======== Data to process

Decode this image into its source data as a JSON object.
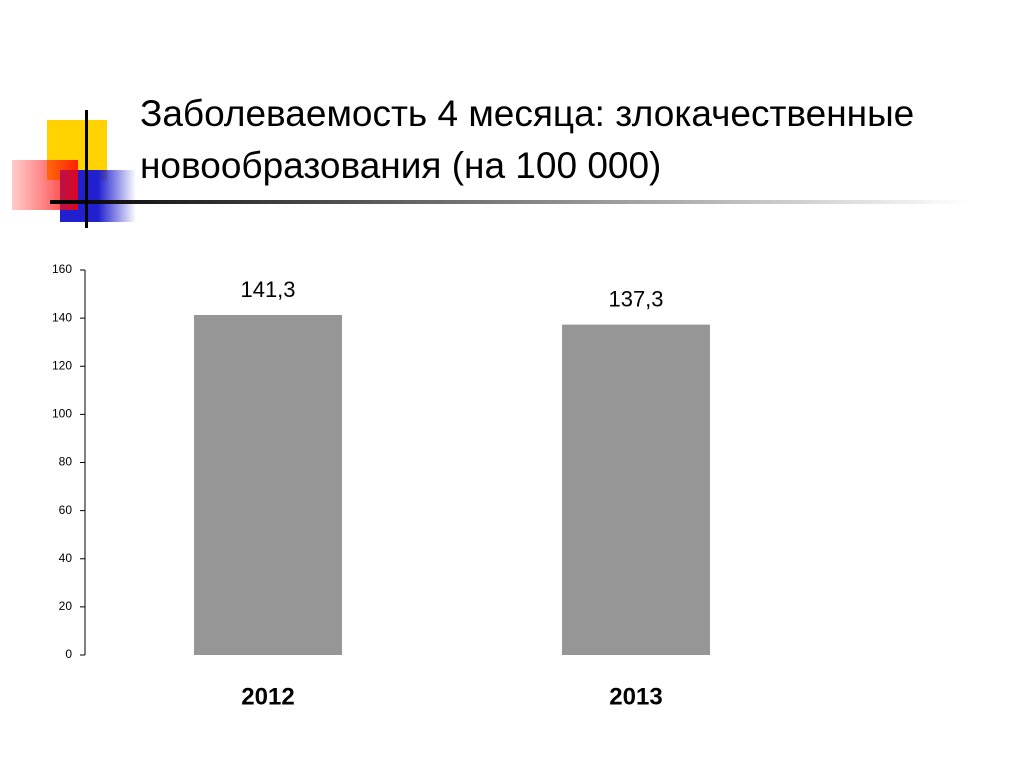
{
  "chart_data": {
    "type": "bar",
    "title": "Заболеваемость 4 месяца: злокачественные новообразования (на 100 000)",
    "categories": [
      "2012",
      "2013"
    ],
    "values": [
      141.3,
      137.3
    ],
    "value_labels": [
      "141,3",
      "137,3"
    ],
    "color": "#969696",
    "ylim": [
      0,
      160
    ],
    "yticks": [
      0,
      20,
      40,
      60,
      80,
      100,
      120,
      140,
      160
    ],
    "grid": false
  }
}
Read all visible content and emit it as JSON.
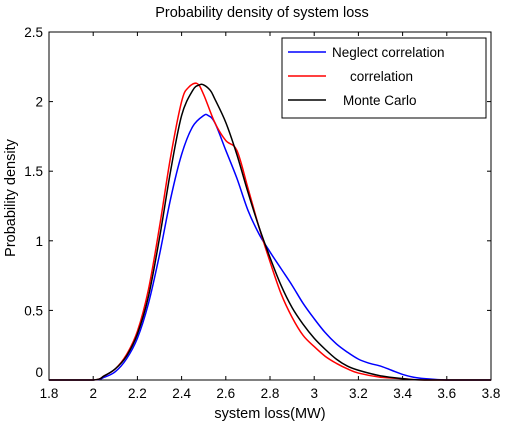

================

**Given instruction:**
Make an exact copy of all the material, but keep the pictures out of it.

**Solution below:**
Decode this image into its source data as a JSON object.
{
  "chart_data": {
    "type": "bar",
    "title": "Заболеваемость 4 месяца: злокачественные новообразования (на 100 000)",
    "categories": [
      "2012",
      "2013"
    ],
    "values": [
      141.3,
      137.3
    ],
    "value_labels": [
      "141,3",
      "137,3"
    ],
    "color": "#969696",
    "ylim": [
      0,
      160
    ],
    "yticks": [
      0,
      20,
      40,
      60,
      80,
      100,
      120,
      140,
      160
    ],
    "grid": false
  }
}
Read all visible content and emit it as JSON.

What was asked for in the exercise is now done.